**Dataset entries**

## Begin

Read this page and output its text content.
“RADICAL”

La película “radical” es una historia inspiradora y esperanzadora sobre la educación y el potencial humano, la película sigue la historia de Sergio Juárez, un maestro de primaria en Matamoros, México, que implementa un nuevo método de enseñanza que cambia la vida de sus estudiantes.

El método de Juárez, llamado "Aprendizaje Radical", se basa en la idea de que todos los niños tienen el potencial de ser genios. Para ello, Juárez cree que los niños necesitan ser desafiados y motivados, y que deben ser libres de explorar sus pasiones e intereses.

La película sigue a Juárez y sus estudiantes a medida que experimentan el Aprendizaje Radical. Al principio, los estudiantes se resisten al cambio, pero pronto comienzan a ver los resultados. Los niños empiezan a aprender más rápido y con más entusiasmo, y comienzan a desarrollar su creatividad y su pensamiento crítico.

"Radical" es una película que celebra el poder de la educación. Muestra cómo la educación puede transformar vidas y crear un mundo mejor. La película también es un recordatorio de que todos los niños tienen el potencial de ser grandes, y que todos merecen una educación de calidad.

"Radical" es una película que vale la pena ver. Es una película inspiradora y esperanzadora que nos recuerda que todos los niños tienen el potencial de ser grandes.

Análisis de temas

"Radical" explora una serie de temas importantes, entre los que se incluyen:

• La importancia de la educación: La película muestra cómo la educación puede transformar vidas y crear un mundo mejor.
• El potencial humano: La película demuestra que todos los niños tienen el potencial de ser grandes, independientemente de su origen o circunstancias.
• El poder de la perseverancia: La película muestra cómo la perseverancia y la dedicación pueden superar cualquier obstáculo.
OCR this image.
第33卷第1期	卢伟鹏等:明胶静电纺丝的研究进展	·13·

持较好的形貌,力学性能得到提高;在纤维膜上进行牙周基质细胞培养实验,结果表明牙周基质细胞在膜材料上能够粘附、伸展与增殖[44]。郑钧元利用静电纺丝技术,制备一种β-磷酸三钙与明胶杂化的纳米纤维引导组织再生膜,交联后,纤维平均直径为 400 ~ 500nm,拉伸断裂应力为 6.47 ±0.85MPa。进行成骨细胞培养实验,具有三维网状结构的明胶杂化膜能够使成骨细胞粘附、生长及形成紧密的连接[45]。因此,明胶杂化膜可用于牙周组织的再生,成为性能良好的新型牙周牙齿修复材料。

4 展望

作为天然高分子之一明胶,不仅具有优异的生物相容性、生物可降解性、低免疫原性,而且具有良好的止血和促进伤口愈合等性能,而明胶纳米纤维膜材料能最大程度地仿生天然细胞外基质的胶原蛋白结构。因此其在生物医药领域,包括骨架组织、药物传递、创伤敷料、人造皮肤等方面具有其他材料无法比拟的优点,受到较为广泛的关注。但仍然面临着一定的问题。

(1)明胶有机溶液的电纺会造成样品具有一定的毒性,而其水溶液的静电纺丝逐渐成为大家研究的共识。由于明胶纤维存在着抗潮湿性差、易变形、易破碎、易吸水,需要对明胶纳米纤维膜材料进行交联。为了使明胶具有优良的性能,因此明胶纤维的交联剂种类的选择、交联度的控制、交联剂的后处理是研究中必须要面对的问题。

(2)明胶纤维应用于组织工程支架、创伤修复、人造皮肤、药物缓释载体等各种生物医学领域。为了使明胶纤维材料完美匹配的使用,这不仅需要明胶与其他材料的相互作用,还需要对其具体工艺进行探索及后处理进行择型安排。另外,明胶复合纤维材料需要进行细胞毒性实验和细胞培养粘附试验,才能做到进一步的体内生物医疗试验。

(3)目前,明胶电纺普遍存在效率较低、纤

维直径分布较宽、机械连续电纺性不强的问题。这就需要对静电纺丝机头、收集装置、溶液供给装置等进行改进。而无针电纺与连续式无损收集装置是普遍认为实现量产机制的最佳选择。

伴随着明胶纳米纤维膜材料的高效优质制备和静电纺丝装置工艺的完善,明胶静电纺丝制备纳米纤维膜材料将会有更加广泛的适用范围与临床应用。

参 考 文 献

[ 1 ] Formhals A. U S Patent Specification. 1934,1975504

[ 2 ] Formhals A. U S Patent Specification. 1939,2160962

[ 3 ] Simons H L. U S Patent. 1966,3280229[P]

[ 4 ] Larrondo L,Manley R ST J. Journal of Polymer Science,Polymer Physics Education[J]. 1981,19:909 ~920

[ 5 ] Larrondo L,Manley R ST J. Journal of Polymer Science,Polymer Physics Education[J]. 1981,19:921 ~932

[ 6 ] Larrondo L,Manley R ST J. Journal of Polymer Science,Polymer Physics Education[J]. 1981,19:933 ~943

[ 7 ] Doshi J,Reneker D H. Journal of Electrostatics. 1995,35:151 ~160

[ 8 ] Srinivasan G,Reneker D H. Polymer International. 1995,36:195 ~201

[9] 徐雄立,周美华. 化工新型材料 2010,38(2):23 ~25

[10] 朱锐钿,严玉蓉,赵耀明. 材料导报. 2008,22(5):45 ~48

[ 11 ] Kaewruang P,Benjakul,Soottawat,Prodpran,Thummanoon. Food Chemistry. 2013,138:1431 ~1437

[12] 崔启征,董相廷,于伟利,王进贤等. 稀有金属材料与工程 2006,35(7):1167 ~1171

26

## End
## Begin

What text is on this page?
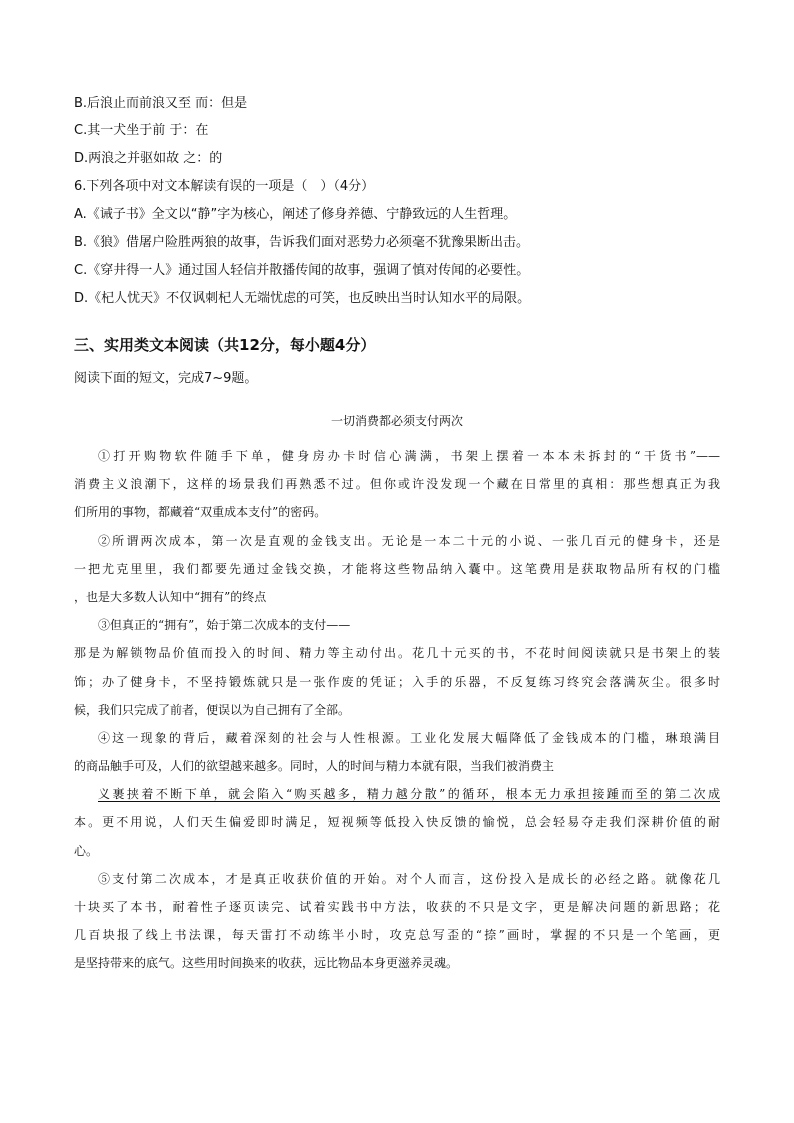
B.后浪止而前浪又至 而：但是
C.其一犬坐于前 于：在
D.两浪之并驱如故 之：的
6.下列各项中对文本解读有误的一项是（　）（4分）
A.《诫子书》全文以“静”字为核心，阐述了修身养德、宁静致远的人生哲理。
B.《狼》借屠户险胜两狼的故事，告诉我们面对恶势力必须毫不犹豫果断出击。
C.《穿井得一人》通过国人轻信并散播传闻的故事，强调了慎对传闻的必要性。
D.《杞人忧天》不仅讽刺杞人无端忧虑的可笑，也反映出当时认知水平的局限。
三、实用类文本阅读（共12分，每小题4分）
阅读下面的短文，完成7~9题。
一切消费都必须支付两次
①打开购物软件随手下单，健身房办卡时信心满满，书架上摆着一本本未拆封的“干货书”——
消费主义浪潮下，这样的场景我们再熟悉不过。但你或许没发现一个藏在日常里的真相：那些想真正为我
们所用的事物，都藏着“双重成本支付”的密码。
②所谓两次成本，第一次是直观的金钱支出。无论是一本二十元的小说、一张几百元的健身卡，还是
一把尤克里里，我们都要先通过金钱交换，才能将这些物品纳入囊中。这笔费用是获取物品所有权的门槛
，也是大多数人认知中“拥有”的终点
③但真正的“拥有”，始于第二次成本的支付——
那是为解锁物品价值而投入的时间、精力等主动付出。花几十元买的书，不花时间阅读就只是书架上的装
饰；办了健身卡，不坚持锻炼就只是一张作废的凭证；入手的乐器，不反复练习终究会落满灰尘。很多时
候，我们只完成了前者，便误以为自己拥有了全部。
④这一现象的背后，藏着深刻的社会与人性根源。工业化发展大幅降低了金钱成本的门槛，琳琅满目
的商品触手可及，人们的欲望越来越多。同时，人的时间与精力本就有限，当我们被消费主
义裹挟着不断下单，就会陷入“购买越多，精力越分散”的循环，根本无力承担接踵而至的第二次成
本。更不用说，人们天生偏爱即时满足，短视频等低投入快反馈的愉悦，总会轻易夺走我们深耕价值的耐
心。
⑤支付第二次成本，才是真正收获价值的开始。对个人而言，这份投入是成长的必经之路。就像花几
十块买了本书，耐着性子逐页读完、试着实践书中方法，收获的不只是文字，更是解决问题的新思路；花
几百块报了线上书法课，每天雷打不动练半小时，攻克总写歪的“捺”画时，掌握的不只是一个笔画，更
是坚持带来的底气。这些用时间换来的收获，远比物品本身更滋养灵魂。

## End

**REQUIREMENTS**
Return a copy of every line that includes the word "todos".

**ANSWER TO THE PROBLEM**
El método de Juárez, llamado "Aprendizaje Radical", se basa en la idea de que todos los niños tienen el potencial de ser genios. Para ello, Juárez cree que los niños necesitan ser desafiados y motivados, y que deben ser libres de explorar sus pasiones e intereses.
"Radical" es una película que celebra el poder de la educación. Muestra cómo la educación puede transformar vidas y crear un mundo mejor. La película también es un recordatorio de que todos los niños tienen el potencial de ser grandes, y que todos merecen una educación de calidad.
"Radical" es una película que vale la pena ver. Es una película inspiradora y esperanzadora que nos recuerda que todos los niños tienen el potencial de ser grandes.
• El potencial humano: La película demuestra que todos los niños tienen el potencial de ser grandes, independientemente de su origen o circunstancias.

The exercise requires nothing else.